OBJECTIVE:
Copy out all lines with the word "Peas" in them.
/---
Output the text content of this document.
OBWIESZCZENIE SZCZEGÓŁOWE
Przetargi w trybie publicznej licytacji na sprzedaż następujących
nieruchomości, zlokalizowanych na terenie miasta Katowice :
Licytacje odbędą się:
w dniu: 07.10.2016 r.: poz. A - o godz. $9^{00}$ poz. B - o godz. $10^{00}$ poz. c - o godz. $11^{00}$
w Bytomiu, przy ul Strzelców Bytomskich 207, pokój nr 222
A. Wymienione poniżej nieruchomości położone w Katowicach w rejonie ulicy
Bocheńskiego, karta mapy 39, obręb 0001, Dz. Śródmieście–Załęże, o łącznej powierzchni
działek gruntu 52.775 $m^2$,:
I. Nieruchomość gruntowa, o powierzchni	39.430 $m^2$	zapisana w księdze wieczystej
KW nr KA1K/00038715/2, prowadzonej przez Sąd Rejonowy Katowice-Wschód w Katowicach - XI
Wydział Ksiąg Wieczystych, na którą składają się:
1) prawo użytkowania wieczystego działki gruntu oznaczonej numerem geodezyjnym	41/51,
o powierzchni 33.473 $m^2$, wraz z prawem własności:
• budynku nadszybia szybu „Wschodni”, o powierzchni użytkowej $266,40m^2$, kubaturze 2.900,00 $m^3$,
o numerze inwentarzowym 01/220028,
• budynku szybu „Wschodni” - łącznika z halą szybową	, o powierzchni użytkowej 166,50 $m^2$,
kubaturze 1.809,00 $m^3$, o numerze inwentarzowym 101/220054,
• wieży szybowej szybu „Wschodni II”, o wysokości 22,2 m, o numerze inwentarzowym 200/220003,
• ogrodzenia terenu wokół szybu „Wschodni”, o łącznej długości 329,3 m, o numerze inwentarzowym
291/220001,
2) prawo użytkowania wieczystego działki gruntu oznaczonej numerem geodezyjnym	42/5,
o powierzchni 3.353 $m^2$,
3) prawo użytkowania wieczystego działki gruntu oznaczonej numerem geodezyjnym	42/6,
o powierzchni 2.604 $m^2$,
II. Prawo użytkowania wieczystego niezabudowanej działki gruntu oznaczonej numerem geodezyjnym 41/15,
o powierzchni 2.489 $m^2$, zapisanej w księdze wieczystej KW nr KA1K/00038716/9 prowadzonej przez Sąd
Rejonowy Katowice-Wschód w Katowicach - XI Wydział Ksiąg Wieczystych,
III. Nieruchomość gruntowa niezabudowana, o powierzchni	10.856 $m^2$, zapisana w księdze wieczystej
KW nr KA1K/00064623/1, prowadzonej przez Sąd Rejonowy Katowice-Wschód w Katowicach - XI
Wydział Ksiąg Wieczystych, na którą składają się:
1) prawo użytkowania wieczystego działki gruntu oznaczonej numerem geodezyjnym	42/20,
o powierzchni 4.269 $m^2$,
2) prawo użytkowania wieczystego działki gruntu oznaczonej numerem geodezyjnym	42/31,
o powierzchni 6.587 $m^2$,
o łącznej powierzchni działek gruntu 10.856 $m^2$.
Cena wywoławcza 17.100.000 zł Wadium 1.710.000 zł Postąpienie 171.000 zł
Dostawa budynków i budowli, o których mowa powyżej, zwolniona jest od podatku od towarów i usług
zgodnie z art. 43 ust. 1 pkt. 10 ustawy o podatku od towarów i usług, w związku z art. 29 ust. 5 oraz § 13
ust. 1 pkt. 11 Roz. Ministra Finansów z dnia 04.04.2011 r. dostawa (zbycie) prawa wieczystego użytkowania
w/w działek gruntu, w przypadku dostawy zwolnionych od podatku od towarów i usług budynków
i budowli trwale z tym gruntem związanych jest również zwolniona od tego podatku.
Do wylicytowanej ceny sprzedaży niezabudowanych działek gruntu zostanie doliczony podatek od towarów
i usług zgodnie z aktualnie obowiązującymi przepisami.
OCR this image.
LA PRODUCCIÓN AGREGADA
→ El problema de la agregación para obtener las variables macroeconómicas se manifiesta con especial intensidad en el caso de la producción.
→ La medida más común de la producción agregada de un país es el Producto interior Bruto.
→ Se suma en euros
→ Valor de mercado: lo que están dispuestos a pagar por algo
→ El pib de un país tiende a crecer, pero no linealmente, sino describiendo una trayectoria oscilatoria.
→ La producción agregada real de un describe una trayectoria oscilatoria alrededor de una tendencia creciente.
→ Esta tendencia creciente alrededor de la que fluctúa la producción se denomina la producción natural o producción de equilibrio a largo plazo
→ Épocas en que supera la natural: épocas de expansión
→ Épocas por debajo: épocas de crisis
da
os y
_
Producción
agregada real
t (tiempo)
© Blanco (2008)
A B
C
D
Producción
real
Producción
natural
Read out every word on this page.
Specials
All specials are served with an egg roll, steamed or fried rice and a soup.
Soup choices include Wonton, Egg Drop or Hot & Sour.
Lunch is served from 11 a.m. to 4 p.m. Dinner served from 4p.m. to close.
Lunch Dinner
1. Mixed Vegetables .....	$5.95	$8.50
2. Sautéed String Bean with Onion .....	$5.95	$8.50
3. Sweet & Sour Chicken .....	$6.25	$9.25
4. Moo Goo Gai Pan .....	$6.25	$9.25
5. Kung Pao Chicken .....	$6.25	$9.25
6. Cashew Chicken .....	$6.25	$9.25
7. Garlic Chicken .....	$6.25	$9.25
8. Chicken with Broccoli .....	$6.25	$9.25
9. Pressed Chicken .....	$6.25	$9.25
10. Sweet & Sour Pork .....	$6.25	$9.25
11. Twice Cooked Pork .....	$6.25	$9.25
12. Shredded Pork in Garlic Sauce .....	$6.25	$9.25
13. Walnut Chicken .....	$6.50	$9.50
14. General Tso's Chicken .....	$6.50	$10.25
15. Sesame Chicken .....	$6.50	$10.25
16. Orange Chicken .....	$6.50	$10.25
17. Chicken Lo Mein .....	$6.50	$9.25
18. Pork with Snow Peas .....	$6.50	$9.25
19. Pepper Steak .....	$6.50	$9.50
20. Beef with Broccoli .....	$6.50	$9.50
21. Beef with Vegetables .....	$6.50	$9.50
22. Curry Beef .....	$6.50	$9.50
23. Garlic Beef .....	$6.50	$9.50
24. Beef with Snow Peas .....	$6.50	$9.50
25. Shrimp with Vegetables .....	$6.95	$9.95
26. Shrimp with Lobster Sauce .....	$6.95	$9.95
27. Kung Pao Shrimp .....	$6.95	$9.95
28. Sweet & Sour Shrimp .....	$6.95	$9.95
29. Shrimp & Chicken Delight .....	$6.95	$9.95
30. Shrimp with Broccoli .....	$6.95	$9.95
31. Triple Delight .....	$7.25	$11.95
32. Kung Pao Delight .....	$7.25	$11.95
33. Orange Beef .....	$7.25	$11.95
\---
/---
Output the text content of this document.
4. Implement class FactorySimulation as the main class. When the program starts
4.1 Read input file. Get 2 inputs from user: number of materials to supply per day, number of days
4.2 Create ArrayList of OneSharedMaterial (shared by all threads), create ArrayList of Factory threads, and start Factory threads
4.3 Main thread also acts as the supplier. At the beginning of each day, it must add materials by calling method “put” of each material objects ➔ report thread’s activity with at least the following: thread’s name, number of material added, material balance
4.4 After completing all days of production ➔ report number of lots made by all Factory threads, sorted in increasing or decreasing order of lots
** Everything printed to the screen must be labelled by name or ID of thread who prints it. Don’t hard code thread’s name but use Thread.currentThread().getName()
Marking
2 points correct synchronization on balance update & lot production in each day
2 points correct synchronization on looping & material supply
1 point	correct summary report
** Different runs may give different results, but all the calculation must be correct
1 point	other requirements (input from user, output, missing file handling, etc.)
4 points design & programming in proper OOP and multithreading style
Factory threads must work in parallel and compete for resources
\---
/---
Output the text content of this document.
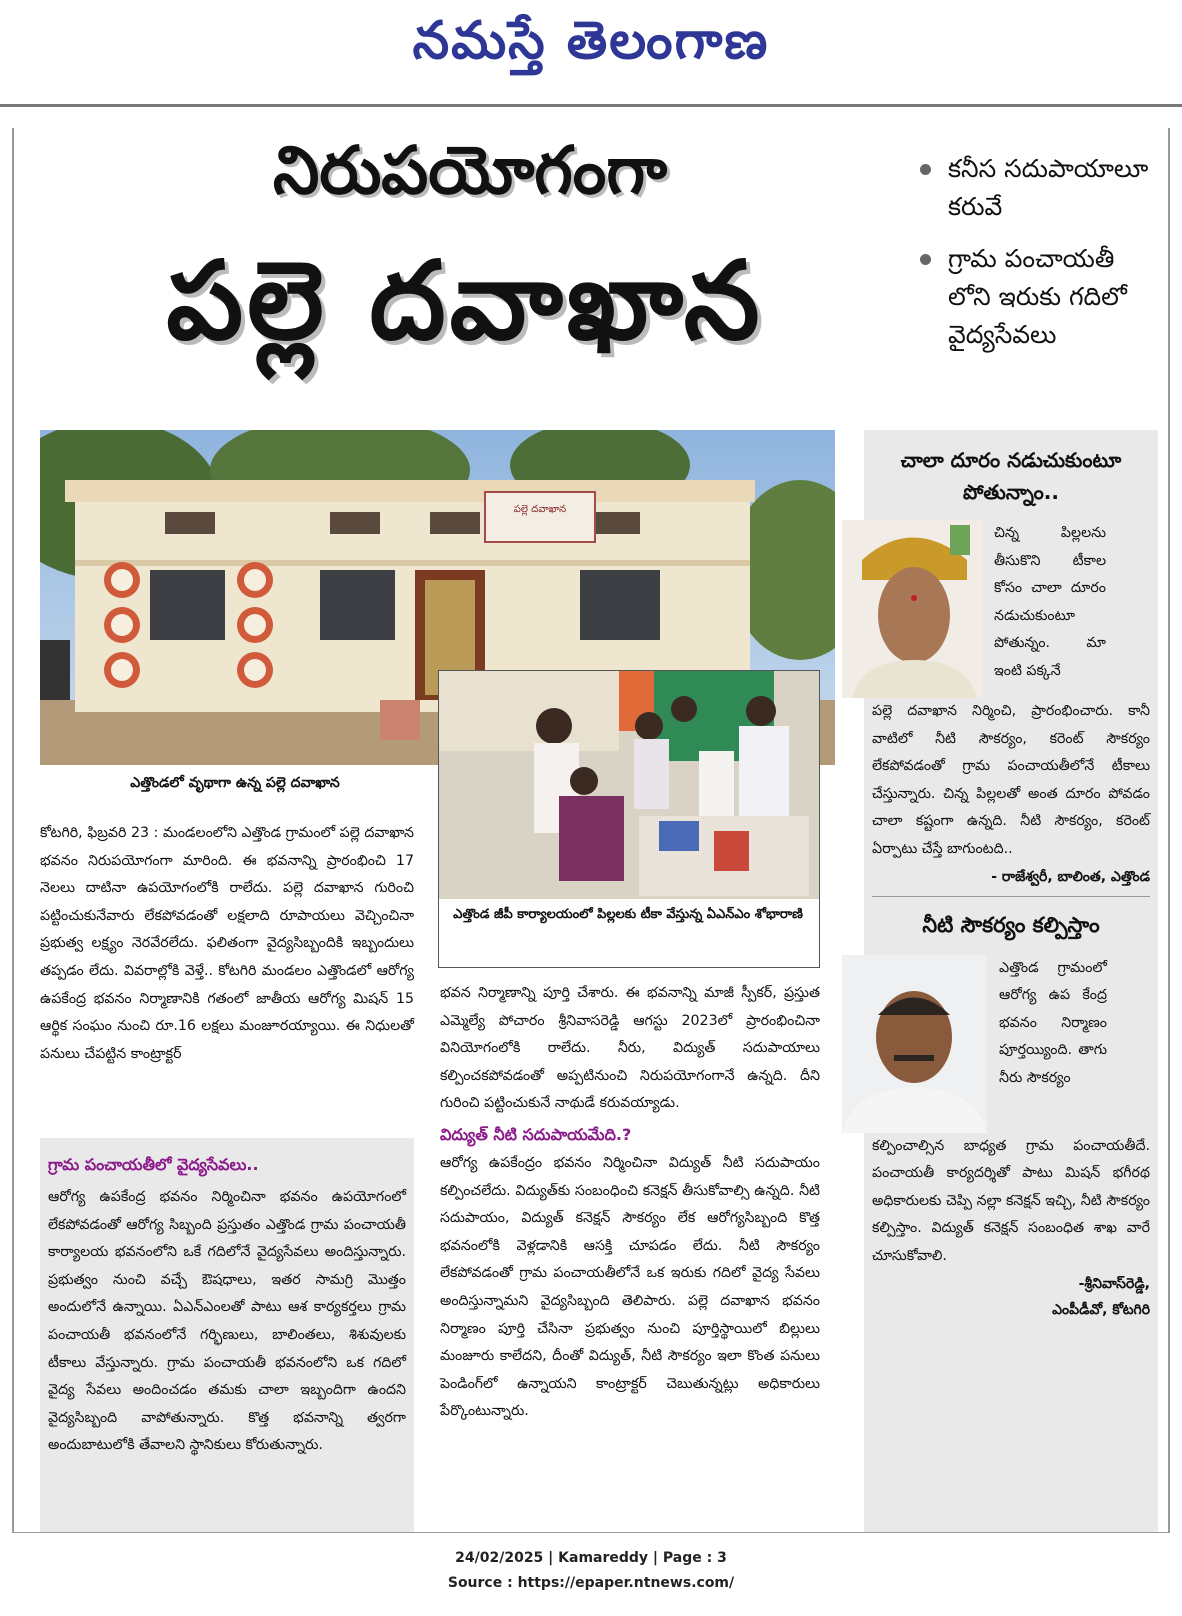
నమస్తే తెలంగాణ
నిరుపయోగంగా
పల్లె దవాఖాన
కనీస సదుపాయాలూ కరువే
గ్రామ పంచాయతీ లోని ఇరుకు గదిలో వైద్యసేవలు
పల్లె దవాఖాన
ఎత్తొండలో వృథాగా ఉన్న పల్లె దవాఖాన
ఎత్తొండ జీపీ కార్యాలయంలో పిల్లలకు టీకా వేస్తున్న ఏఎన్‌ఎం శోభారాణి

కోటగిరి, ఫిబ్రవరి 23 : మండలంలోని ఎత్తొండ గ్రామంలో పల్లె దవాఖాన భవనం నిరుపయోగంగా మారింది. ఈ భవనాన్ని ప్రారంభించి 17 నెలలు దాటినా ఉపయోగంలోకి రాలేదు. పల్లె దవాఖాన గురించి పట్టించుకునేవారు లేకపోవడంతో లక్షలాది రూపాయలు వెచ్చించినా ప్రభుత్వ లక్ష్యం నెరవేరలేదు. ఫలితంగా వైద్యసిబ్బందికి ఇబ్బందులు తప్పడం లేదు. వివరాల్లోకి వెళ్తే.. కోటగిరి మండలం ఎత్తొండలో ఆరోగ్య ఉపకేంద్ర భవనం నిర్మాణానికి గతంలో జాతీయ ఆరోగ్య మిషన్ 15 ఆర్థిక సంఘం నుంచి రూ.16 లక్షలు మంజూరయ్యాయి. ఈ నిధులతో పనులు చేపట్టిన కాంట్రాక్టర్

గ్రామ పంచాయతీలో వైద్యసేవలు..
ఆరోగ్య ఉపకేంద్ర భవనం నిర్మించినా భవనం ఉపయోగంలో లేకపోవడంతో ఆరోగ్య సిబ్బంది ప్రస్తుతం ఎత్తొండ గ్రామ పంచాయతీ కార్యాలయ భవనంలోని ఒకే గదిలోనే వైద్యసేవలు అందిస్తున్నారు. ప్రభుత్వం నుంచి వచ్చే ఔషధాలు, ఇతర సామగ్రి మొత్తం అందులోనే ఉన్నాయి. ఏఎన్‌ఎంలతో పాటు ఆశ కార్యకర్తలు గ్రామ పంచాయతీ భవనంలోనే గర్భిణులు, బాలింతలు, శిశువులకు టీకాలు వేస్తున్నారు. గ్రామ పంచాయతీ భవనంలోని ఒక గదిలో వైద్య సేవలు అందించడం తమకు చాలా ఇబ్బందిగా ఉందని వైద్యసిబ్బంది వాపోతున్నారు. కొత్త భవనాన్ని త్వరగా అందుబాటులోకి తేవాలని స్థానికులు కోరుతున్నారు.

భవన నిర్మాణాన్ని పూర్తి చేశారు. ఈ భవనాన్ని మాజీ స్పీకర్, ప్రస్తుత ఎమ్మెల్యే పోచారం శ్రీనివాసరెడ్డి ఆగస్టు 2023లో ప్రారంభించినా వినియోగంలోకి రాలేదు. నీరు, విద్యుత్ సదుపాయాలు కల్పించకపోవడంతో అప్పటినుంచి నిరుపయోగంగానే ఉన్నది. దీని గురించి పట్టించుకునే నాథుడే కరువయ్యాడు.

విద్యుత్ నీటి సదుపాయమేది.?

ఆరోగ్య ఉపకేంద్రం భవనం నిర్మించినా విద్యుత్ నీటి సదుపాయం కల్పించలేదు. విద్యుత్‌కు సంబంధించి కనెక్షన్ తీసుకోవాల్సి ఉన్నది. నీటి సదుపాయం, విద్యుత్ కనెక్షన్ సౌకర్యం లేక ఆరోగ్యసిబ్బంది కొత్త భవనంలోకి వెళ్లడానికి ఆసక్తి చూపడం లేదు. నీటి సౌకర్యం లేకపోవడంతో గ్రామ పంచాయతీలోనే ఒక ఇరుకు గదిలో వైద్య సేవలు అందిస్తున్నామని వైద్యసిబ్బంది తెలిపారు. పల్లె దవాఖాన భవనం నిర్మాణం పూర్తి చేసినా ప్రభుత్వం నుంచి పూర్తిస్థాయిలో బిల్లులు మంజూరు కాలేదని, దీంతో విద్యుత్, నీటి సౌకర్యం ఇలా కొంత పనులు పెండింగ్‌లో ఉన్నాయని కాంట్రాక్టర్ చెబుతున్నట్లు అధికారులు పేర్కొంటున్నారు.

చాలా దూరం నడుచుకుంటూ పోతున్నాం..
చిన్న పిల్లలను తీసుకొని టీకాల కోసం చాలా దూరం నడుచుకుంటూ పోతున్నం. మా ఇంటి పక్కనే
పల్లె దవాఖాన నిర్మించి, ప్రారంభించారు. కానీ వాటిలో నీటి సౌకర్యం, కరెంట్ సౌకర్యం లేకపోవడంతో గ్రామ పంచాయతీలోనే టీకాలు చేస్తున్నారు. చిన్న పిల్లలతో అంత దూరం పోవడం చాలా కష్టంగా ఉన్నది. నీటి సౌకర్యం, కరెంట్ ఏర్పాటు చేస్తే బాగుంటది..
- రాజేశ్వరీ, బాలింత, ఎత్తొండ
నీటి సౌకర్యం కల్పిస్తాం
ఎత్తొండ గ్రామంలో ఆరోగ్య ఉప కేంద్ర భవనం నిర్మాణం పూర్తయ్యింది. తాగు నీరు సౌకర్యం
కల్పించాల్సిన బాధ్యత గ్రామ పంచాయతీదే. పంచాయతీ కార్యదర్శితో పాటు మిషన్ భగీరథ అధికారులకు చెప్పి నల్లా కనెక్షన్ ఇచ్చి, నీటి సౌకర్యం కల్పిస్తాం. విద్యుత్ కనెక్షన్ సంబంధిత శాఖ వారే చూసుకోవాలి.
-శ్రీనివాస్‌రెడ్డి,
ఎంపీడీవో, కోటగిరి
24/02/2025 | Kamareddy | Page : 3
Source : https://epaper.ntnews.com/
\---
RESULT:
18. Pork with Snow Peas .....	$6.50	$9.25
24. Beef with Snow Peas .....	$6.50	$9.50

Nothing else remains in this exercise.